- Short task:
Look through the material below. Copy every line with the string "SEAMEN" in it.

- Information given:
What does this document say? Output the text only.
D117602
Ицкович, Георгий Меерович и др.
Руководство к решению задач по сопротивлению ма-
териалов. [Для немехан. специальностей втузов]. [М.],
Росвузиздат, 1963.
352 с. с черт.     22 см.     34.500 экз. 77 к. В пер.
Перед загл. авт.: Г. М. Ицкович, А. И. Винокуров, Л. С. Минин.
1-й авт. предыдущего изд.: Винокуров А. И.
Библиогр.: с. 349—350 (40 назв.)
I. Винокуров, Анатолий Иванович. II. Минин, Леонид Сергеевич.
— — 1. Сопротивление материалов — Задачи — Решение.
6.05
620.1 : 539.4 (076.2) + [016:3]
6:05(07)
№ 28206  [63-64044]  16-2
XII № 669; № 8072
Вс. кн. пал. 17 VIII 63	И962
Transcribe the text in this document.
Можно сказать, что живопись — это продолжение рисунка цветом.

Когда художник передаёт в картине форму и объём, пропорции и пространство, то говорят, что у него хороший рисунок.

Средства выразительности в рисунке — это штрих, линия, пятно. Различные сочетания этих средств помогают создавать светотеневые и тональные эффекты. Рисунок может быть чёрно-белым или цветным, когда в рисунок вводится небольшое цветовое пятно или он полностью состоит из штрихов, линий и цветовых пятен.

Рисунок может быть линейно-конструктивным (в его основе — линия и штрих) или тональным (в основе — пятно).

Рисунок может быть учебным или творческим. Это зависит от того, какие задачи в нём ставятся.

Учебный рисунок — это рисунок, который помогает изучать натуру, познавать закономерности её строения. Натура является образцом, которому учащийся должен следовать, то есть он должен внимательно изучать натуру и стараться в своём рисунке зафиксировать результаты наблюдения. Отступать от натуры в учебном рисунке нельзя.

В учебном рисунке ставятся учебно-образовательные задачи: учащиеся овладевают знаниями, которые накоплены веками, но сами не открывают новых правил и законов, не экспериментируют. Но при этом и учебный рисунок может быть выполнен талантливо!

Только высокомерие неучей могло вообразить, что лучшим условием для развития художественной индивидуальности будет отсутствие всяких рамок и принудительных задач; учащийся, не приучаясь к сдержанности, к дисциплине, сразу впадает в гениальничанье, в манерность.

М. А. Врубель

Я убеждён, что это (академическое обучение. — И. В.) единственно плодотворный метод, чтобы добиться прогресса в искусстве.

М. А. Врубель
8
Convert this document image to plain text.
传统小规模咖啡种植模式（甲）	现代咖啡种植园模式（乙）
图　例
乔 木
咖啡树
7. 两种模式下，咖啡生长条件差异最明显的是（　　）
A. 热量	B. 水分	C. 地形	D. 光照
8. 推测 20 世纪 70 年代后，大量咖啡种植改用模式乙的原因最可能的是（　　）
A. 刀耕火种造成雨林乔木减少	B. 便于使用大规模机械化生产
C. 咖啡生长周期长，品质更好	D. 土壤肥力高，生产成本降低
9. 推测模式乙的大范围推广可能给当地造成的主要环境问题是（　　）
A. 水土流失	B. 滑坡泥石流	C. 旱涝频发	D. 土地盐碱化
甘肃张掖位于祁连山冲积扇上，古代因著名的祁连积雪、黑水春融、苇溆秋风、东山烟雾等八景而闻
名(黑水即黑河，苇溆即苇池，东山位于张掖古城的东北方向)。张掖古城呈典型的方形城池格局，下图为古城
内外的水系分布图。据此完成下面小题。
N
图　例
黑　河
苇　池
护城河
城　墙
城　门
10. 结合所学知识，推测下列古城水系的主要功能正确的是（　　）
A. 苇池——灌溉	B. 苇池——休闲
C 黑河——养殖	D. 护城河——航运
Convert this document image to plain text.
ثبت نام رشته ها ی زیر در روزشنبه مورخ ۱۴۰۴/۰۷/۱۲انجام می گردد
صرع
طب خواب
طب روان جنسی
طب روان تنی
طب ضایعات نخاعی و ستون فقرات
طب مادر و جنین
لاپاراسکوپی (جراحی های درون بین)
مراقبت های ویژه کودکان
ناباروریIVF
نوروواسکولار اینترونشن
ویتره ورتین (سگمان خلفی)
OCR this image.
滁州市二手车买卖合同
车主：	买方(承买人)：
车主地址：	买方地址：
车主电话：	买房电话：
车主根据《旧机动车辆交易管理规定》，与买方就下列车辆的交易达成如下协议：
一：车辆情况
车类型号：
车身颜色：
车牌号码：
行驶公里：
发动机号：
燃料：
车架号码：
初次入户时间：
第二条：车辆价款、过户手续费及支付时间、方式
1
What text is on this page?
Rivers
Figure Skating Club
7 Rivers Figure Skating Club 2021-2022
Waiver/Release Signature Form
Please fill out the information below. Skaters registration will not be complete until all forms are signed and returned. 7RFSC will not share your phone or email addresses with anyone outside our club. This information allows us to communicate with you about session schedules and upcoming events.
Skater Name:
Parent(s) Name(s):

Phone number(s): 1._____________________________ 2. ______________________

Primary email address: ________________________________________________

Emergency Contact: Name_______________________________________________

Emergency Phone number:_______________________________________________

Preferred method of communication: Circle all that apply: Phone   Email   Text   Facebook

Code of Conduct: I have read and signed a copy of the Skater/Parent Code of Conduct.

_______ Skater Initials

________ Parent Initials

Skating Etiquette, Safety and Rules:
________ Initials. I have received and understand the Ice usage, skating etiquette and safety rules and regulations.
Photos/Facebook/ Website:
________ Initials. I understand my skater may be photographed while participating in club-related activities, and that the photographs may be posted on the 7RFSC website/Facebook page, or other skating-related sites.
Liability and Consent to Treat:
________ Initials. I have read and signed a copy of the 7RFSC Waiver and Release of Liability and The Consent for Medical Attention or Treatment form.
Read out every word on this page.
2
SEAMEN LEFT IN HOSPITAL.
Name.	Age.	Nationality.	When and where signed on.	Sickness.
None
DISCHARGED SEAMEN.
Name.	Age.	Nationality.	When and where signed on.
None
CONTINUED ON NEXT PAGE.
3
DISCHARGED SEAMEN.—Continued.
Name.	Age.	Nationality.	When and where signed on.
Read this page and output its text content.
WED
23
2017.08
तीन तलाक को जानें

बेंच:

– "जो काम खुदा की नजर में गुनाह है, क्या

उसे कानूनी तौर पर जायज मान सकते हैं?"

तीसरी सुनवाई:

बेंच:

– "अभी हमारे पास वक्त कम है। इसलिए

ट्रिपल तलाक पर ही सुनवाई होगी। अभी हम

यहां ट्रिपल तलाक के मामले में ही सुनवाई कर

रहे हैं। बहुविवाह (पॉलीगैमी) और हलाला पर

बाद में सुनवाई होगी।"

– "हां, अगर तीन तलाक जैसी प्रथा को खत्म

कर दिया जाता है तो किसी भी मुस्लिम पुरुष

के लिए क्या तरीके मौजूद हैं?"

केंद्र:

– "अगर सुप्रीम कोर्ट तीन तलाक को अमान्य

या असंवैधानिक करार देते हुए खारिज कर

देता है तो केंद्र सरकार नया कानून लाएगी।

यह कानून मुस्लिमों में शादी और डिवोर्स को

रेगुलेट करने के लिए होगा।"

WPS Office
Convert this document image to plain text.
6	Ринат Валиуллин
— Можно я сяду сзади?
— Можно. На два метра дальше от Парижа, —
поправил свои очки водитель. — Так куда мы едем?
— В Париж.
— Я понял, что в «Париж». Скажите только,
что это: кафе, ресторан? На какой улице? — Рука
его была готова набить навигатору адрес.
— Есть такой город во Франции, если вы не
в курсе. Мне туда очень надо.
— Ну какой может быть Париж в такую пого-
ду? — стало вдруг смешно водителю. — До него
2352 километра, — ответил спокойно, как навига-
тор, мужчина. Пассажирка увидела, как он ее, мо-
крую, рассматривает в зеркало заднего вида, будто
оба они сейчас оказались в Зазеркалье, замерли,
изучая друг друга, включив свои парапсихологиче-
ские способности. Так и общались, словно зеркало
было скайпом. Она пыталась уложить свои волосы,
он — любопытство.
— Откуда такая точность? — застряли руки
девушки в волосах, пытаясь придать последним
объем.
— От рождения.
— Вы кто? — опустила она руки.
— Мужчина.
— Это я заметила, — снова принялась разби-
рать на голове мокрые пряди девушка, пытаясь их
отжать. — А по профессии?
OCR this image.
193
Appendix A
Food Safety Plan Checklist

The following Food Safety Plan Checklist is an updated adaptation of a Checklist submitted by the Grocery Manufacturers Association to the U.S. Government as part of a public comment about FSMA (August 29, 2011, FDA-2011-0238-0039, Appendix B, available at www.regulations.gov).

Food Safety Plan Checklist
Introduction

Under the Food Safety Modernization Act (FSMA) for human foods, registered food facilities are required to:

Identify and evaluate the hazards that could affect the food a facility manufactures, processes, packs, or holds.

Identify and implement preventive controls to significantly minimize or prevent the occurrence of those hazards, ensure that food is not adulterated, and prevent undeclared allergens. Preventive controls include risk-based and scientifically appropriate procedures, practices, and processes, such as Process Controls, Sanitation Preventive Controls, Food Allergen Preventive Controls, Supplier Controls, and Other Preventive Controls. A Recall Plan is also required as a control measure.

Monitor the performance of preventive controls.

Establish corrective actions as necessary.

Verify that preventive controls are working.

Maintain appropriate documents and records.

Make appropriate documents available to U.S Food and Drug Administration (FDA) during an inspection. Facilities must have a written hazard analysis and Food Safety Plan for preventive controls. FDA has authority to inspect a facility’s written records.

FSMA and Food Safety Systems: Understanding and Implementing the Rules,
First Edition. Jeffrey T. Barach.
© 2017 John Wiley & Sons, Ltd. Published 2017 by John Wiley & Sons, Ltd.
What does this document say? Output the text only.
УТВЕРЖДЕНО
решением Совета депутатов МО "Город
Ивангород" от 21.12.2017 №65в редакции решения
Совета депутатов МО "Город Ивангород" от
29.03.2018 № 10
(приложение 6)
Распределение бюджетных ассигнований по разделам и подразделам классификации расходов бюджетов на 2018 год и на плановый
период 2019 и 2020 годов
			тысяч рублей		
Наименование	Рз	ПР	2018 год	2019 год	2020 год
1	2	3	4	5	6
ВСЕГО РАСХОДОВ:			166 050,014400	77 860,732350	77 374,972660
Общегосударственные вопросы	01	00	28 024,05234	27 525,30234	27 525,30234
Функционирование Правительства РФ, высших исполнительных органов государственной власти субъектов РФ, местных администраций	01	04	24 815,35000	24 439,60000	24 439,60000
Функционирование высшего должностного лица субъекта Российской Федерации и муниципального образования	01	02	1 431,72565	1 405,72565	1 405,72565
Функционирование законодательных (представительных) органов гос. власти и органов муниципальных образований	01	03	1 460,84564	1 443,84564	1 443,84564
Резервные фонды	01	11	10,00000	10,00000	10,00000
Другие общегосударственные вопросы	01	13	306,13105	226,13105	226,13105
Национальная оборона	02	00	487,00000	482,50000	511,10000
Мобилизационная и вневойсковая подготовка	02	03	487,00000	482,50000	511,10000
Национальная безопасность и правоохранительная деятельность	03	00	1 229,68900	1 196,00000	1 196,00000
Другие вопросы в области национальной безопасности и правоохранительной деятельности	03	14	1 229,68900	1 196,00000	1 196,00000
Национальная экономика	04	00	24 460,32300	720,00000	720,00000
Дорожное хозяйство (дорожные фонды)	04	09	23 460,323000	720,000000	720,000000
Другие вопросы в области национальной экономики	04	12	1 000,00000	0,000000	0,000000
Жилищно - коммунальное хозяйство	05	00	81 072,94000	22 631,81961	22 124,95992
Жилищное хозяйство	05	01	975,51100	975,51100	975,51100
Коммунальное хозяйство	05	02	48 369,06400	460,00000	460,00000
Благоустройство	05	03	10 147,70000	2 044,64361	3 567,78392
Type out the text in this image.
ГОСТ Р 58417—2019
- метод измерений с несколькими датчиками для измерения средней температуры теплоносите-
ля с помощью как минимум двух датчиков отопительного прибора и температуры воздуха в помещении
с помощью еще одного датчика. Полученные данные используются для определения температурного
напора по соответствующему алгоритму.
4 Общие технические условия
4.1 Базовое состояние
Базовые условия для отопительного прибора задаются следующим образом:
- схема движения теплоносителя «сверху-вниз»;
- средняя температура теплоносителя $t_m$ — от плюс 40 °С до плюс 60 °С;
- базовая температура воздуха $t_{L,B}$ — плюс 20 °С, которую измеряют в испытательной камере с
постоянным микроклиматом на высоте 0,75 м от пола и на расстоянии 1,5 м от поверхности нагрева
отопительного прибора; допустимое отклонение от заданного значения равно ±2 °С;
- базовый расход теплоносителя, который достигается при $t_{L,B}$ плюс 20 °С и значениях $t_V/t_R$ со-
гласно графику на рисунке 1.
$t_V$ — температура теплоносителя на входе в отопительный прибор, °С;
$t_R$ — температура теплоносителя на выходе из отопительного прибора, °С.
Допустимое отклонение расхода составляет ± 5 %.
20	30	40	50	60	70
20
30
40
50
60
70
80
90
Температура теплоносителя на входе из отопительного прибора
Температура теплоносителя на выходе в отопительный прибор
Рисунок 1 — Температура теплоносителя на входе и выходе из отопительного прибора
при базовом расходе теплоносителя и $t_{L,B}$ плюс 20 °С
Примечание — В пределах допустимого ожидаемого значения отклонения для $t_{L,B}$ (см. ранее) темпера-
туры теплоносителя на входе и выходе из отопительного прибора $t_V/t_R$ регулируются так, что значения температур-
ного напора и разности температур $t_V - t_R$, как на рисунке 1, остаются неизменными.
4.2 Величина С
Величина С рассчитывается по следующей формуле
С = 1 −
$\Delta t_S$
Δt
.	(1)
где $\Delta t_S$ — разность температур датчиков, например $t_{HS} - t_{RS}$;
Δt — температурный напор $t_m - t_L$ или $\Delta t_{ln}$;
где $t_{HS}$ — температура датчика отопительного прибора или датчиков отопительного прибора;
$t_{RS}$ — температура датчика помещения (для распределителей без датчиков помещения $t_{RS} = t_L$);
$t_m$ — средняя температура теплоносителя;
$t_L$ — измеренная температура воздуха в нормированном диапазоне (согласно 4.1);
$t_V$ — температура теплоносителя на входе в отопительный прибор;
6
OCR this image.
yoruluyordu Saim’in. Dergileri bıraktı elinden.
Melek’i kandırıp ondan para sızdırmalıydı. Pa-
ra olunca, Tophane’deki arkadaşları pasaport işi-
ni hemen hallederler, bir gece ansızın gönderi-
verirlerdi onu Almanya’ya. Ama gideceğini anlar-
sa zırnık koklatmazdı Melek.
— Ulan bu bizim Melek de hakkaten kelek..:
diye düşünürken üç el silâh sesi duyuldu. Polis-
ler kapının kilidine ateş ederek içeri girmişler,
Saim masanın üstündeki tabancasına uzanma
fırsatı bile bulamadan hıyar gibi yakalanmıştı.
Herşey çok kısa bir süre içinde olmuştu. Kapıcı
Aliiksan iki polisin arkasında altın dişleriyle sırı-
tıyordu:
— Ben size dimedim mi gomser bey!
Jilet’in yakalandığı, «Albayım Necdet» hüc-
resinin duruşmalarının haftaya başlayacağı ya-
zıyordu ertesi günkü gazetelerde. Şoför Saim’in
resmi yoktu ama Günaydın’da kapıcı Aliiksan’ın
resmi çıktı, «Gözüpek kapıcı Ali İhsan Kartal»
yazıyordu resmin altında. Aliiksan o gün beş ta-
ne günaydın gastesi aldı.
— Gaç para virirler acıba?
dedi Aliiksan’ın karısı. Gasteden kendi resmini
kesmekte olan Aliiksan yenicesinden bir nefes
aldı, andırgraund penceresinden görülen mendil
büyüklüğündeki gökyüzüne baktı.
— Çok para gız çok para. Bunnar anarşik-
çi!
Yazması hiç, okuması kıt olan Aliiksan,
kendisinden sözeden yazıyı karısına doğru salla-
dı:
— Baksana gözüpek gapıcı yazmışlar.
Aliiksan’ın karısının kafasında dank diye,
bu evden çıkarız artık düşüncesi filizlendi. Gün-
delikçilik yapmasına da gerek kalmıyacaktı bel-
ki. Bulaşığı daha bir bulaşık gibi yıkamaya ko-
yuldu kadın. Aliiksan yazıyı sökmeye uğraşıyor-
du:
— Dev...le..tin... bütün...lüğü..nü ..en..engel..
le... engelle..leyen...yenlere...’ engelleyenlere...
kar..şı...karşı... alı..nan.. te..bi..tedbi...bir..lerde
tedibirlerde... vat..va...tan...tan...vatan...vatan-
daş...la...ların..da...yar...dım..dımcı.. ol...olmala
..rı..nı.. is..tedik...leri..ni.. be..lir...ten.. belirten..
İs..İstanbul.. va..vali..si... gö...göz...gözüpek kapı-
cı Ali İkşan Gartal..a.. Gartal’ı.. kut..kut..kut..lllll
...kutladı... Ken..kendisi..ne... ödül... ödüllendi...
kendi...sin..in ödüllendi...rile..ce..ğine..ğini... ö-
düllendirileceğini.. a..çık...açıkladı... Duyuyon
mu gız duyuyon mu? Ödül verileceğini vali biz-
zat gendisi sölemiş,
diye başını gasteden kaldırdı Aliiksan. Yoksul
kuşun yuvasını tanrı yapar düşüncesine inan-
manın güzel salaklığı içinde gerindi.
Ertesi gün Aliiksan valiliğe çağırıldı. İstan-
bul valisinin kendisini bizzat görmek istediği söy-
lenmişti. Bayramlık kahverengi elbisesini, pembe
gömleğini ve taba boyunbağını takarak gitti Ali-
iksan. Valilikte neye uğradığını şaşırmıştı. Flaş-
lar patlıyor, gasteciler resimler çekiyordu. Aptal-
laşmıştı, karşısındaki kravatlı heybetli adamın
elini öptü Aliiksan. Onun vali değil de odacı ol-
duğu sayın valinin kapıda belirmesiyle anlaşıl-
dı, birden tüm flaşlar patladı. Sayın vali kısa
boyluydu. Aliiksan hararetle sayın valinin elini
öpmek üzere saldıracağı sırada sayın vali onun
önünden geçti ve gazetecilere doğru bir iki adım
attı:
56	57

- Solution for this exercise:
SEAMEN LEFT IN HOSPITAL.
DISCHARGED SEAMEN.
DISCHARGED SEAMEN.—Continued.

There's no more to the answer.